◆ **OBJECTIVE**
Repeat all of the material exactly as given.

◆ **EXTRACTED DATA**
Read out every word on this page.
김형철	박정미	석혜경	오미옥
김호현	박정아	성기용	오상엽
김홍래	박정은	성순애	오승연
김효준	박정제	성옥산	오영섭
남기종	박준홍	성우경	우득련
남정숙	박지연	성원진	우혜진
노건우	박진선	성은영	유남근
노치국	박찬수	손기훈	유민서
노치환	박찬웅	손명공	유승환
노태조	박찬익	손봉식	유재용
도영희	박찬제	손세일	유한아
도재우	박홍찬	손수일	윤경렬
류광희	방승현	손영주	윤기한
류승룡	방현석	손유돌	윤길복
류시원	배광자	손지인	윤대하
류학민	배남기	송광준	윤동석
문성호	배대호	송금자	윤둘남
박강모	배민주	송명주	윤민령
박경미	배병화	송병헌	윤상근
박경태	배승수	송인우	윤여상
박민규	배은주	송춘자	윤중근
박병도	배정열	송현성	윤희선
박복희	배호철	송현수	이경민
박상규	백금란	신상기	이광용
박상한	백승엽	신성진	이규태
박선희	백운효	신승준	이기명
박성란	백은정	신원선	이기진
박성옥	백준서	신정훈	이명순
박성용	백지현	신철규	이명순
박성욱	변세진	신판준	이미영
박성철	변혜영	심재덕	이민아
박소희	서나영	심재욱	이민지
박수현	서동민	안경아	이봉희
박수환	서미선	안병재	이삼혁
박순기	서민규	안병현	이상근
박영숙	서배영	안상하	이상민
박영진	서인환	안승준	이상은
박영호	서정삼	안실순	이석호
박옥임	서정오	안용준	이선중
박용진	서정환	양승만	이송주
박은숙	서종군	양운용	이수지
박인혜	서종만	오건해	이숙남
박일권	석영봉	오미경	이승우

◆ **WORKED ANSWER**
Read out every word on this page.
김형철	박정미	석혜경	오미옥
김호현	박정아	성기용	오상엽
김홍래	박정은	성순애	오승연
김효준	박정제	성옥산	오영섭
남기종	박준홍	성우경	우득련
남정숙	박지연	성원진	우혜진
노건우	박진선	성은영	유남근
노치국	박찬수	손기훈	유민서
노치환	박찬웅	손명공	유승환
노태조	박찬익	손봉식	유재용
도영희	박찬제	손세일	유한아
도재우	박홍찬	손수일	윤경렬
류광희	방승현	손영주	윤기한
류승룡	방현석	손유돌	윤길복
류시원	배광자	손지인	윤대하
류학민	배남기	송광준	윤동석
문성호	배대호	송금자	윤둘남
박강모	배민주	송명주	윤민령
박경미	배병화	송병헌	윤상근
박경태	배승수	송인우	윤여상
박민규	배은주	송춘자	윤중근
박병도	배정열	송현성	윤희선
박복희	배호철	송현수	이경민
박상규	백금란	신상기	이광용
박상한	백승엽	신성진	이규태
박선희	백운효	신승준	이기명
박성란	백은정	신원선	이기진
박성옥	백준서	신정훈	이명순
박성용	백지현	신철규	이명순
박성욱	변세진	신판준	이미영
박성철	변혜영	심재덕	이민아
박소희	서나영	심재욱	이민지
박수현	서동민	안경아	이봉희
박수환	서미선	안병재	이삼혁
박순기	서민규	안병현	이상근
박영숙	서배영	안상하	이상민
박영진	서인환	안승준	이상은
박영호	서정삼	안실순	이석호
박옥임	서정오	안용준	이선중
박용진	서정환	양승만	이송주
박은숙	서종군	양운용	이수지
박인혜	서종만	오건해	이숙남
박일권	석영봉	오미경	이승우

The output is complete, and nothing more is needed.